_Task to carry out:_ Exclude the pictures and return every line exactly as written.

----- Records for this exercise

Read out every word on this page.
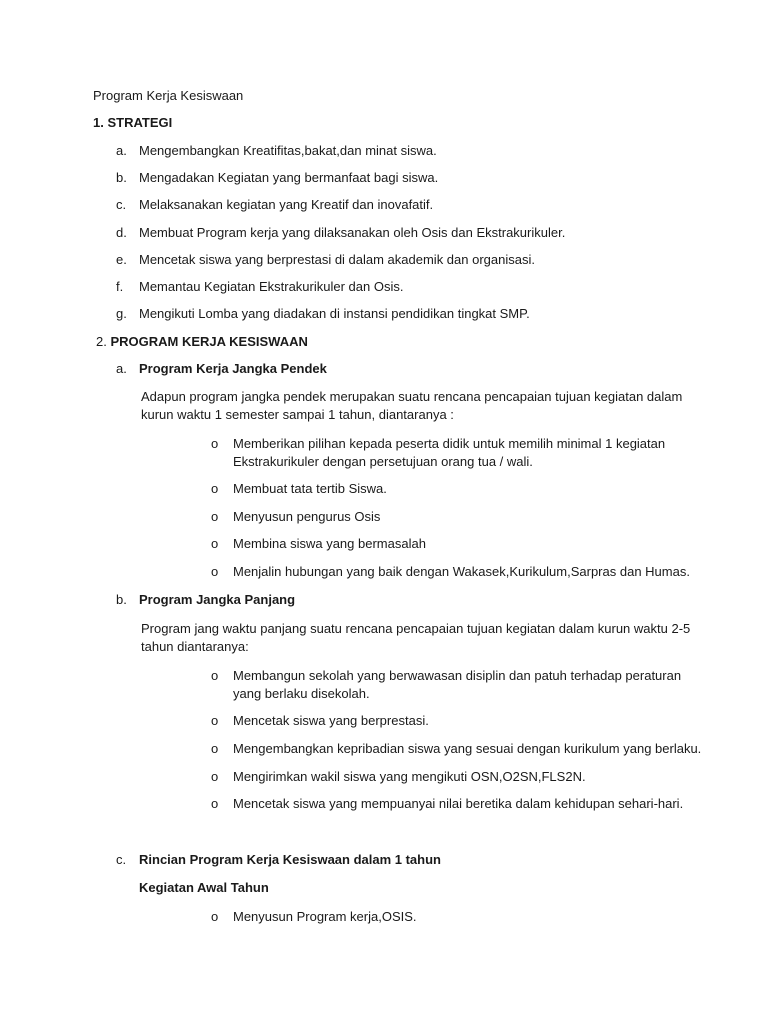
Program Kerja Kesiswaan
1. STRATEGI
a. Mengembangkan Kreatifitas,bakat,dan minat siswa.
b. Mengadakan Kegiatan yang bermanfaat bagi siswa.
c. Melaksanakan kegiatan yang Kreatif dan inovafatif.
d. Membuat Program kerja yang dilaksanakan oleh Osis dan Ekstrakurikuler.
e. Mencetak siswa yang berprestasi di dalam akademik dan organisasi.
f. Memantau Kegiatan Ekstrakurikuler dan Osis.
g. Mengikuti Lomba yang diadakan di instansi pendidikan tingkat SMP.
2. PROGRAM KERJA KESISWAAN
a. Program Kerja Jangka Pendek
Adapun program jangka pendek merupakan suatu rencana pencapaian tujuan kegiatan dalam
kurun waktu 1 semester sampai 1 tahun, diantaranya :
o Memberikan pilihan kepada peserta didik untuk memilih minimal 1 kegiatan
Ekstrakurikuler dengan persetujuan orang tua / wali.
o Membuat tata tertib Siswa.
o Menyusun pengurus Osis
o Membina siswa yang bermasalah
o Menjalin hubungan yang baik dengan Wakasek,Kurikulum,Sarpras dan Humas.
b. Program Jangka Panjang
Program jang waktu panjang suatu rencana pencapaian tujuan kegiatan dalam kurun waktu 2-5
tahun diantaranya:
o Membangun sekolah yang berwawasan disiplin dan patuh terhadap peraturan
yang berlaku disekolah.
o Mencetak siswa yang berprestasi.
o Mengembangkan kepribadian siswa yang sesuai dengan kurikulum yang berlaku.
o Mengirimkan wakil siswa yang mengikuti OSN,O2SN,FLS2N.
o Mencetak siswa yang mempuanyai nilai beretika dalam kehidupan sehari-hari.
c. Rincian Program Kerja Kesiswaan dalam 1 tahun
Kegiatan Awal Tahun
o Menyusun Program kerja,OSIS.
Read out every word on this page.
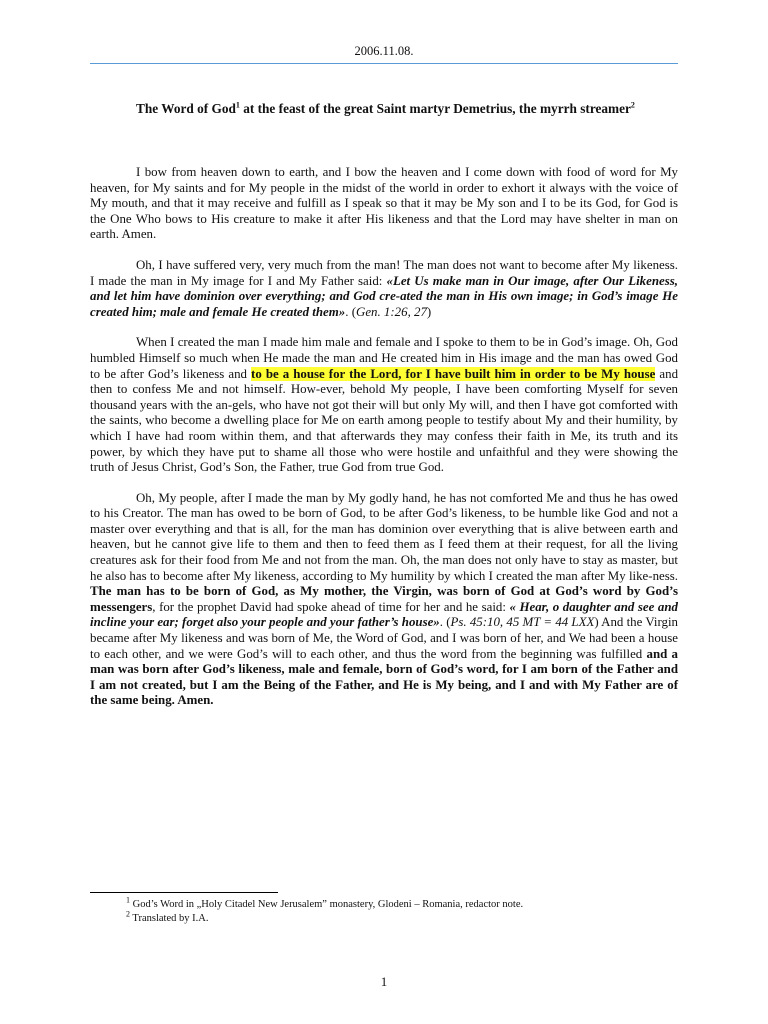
2006.11.08.
The Word of God$^1$ at the feast of the great Saint martyr Demetrius, the myrrh streamer$^2$

I bow from heaven down to earth, and I bow the heaven and I come down with food of word for My heaven, for My saints and for My people in the midst of the world in order to exhort it always with the voice of My mouth, and that it may receive and fulfill as I speak so that it may be My son and I to be its God, for God is the One Who bows to His creature to make it after His likeness and that the Lord may have shelter in man on earth. Amen.

Oh, I have suffered very, very much from the man! The man does not want to become after My likeness. I made the man in My image for I and My Father said: «Let Us make man in Our image, after Our Likeness, and let him have dominion over everything; and God cre-ated the man in His own image; in God’s image He created him; male and female He created them». (Gen. 1:26, 27)

When I created the man I made him male and female and I spoke to them to be in God’s image. Oh, God humbled Himself so much when He made the man and He created him in His image and the man has owed God to be after God’s likeness and to be a house for the Lord, for I have built him in order to be My house and then to confess Me and not himself. How-ever, behold My people, I have been comforting Myself for seven thousand years with the an-gels, who have not got their will but only My will, and then I have got comforted with the saints, who become a dwelling place for Me on earth among people to testify about My and their humility, by which I have had room within them, and that afterwards they may confess their faith in Me, its truth and its power, by which they have put to shame all those who were hostile and unfaithful and they were showing the truth of Jesus Christ, God’s Son, the Father, true God from true God.

Oh, My people, after I made the man by My godly hand, he has not comforted Me and thus he has owed to his Creator. The man has owed to be born of God, to be after God’s likeness, to be humble like God and not a master over everything and that is all, for the man has dominion over everything that is alive between earth and heaven, but he cannot give life to them and then to feed them as I feed them at their request, for all the living creatures ask for their food from Me and not from the man. Oh, the man does not only have to stay as master, but he also has to become after My likeness, according to My humility by which I created the man after My like-ness. The man has to be born of God, as My mother, the Virgin, was born of God at God’s word by God’s messengers, for the prophet David had spoke ahead of time for her and he said: « Hear, o daughter and see and incline your ear; forget also your people and your father’s house». (Ps. 45:10, 45 MT = 44 LXX) And the Virgin became after My likeness and was born of Me, the Word of God, and I was born of her, and We had been a house to each other, and we were God’s will to each other, and thus the word from the beginning was fulfilled and a man was born after God’s likeness, male and female, born of God’s word, for I am born of the Father and I am not created, but I am the Being of the Father, and He is My being, and I and with My Father are of the same being. Amen.

$^1$ God’s Word in „Holy Citadel New Jerusalem” monastery, Glodeni – Romania, redactor note.
$^2$ Translated by I.A.
1
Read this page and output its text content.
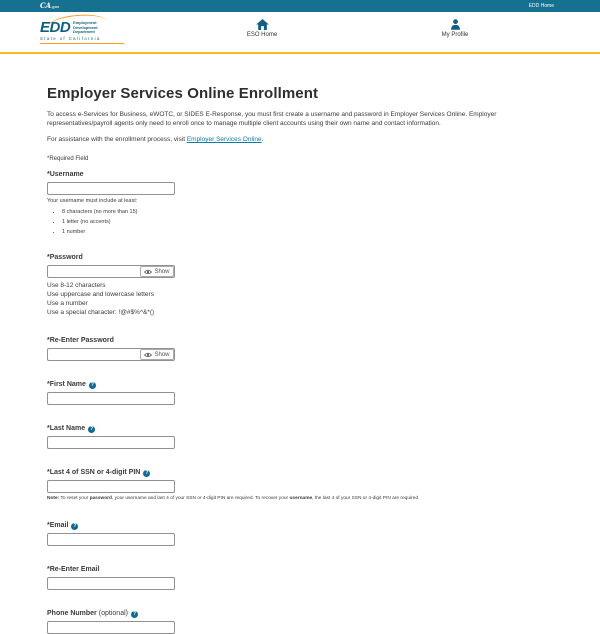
CA.gov	EDD Home
EDD Employment
Development
Department
State of California
ESO Home	My Profile
Employer Services Online Enrollment

To access e-Services for Business, eWOTC, or SIDES E-Response, you must first create a username and password in Employer Services Online. Employer representatives/payroll agents only need to enroll once to manage multiple client accounts using their own name and contact information.

For assistance with the enrollment process, visit Employer Services Online.

*Required Field
*Username
Your username must include at least:
• 8 characters (no more than 15)
• 1 letter (no accents)
• 1 number
*Password
Show
Use 8-12 characters
Use uppercase and lowercase letters
Use a number
Use a special character: !@#$%^&*()
*Re-Enter Password
Show
*First Name ?
*Last Name ?
*Last 4 of SSN or 4-digit PIN ?
Note: To reset your password, your username and last 4 of your SSN or 4-digit PIN are required. To recover your username, the last 4 of your SSN or 4-digit PIN are required.
*Email ?
*Re-Enter Email
Phone Number (optional) ?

----------

_Exercise output:_
Read out every word on this page.
Program Kerja Kesiswaan
1. STRATEGI
a. Mengembangkan Kreatifitas,bakat,dan minat siswa.
b. Mengadakan Kegiatan yang bermanfaat bagi siswa.
c. Melaksanakan kegiatan yang Kreatif dan inovafatif.
d. Membuat Program kerja yang dilaksanakan oleh Osis dan Ekstrakurikuler.
e. Mencetak siswa yang berprestasi di dalam akademik dan organisasi.
f. Memantau Kegiatan Ekstrakurikuler dan Osis.
g. Mengikuti Lomba yang diadakan di instansi pendidikan tingkat SMP.
2. PROGRAM KERJA KESISWAAN
a. Program Kerja Jangka Pendek
Adapun program jangka pendek merupakan suatu rencana pencapaian tujuan kegiatan dalam
kurun waktu 1 semester sampai 1 tahun, diantaranya :
o Memberikan pilihan kepada peserta didik untuk memilih minimal 1 kegiatan
Ekstrakurikuler dengan persetujuan orang tua / wali.
o Membuat tata tertib Siswa.
o Menyusun pengurus Osis
o Membina siswa yang bermasalah
o Menjalin hubungan yang baik dengan Wakasek,Kurikulum,Sarpras dan Humas.
b. Program Jangka Panjang
Program jang waktu panjang suatu rencana pencapaian tujuan kegiatan dalam kurun waktu 2-5
tahun diantaranya:
o Membangun sekolah yang berwawasan disiplin dan patuh terhadap peraturan
yang berlaku disekolah.
o Mencetak siswa yang berprestasi.
o Mengembangkan kepribadian siswa yang sesuai dengan kurikulum yang berlaku.
o Mengirimkan wakil siswa yang mengikuti OSN,O2SN,FLS2N.
o Mencetak siswa yang mempuanyai nilai beretika dalam kehidupan sehari-hari.
c. Rincian Program Kerja Kesiswaan dalam 1 tahun
Kegiatan Awal Tahun
o Menyusun Program kerja,OSIS.
Read out every word on this page.
2006.11.08.
The Word of God$^1$ at the feast of the great Saint martyr Demetrius, the myrrh streamer$^2$

I bow from heaven down to earth, and I bow the heaven and I come down with food of word for My heaven, for My saints and for My people in the midst of the world in order to exhort it always with the voice of My mouth, and that it may receive and fulfill as I speak so that it may be My son and I to be its God, for God is the One Who bows to His creature to make it after His likeness and that the Lord may have shelter in man on earth. Amen.

Oh, I have suffered very, very much from the man! The man does not want to become after My likeness. I made the man in My image for I and My Father said: «Let Us make man in Our image, after Our Likeness, and let him have dominion over everything; and God cre-ated the man in His own image; in God’s image He created him; male and female He created them». (Gen. 1:26, 27)

When I created the man I made him male and female and I spoke to them to be in God’s image. Oh, God humbled Himself so much when He made the man and He created him in His image and the man has owed God to be after God’s likeness and to be a house for the Lord, for I have built him in order to be My house and then to confess Me and not himself. How-ever, behold My people, I have been comforting Myself for seven thousand years with the an-gels, who have not got their will but only My will, and then I have got comforted with the saints, who become a dwelling place for Me on earth among people to testify about My and their humility, by which I have had room within them, and that afterwards they may confess their faith in Me, its truth and its power, by which they have put to shame all those who were hostile and unfaithful and they were showing the truth of Jesus Christ, God’s Son, the Father, true God from true God.

Oh, My people, after I made the man by My godly hand, he has not comforted Me and thus he has owed to his Creator. The man has owed to be born of God, to be after God’s likeness, to be humble like God and not a master over everything and that is all, for the man has dominion over everything that is alive between earth and heaven, but he cannot give life to them and then to feed them as I feed them at their request, for all the living creatures ask for their food from Me and not from the man. Oh, the man does not only have to stay as master, but he also has to become after My likeness, according to My humility by which I created the man after My like-ness. The man has to be born of God, as My mother, the Virgin, was born of God at God’s word by God’s messengers, for the prophet David had spoke ahead of time for her and he said: « Hear, o daughter and see and incline your ear; forget also your people and your father’s house». (Ps. 45:10, 45 MT = 44 LXX) And the Virgin became after My likeness and was born of Me, the Word of God, and I was born of her, and We had been a house to each other, and we were God’s will to each other, and thus the word from the beginning was fulfilled and a man was born after God’s likeness, male and female, born of God’s word, for I am born of the Father and I am not created, but I am the Being of the Father, and He is My being, and I and with My Father are of the same being. Amen.

$^1$ God’s Word in „Holy Citadel New Jerusalem” monastery, Glodeni – Romania, redactor note.
$^2$ Translated by I.A.
1
Read this page and output its text content.
CA.gov	EDD Home
EDD Employment
Development
Department
State of California
ESO Home	My Profile
Employer Services Online Enrollment

To access e-Services for Business, eWOTC, or SIDES E-Response, you must first create a username and password in Employer Services Online. Employer representatives/payroll agents only need to enroll once to manage multiple client accounts using their own name and contact information.

For assistance with the enrollment process, visit Employer Services Online.

*Required Field
*Username
Your username must include at least:
• 8 characters (no more than 15)
• 1 letter (no accents)
• 1 number
*Password
Show
Use 8-12 characters
Use uppercase and lowercase letters
Use a number
Use a special character: !@#$%^&*()
*Re-Enter Password
Show
*First Name ?
*Last Name ?
*Last 4 of SSN or 4-digit PIN ?
Note: To reset your password, your username and last 4 of your SSN or 4-digit PIN are required. To recover your username, the last 4 of your SSN or 4-digit PIN are required.
*Email ?
*Re-Enter Email
Phone Number (optional) ?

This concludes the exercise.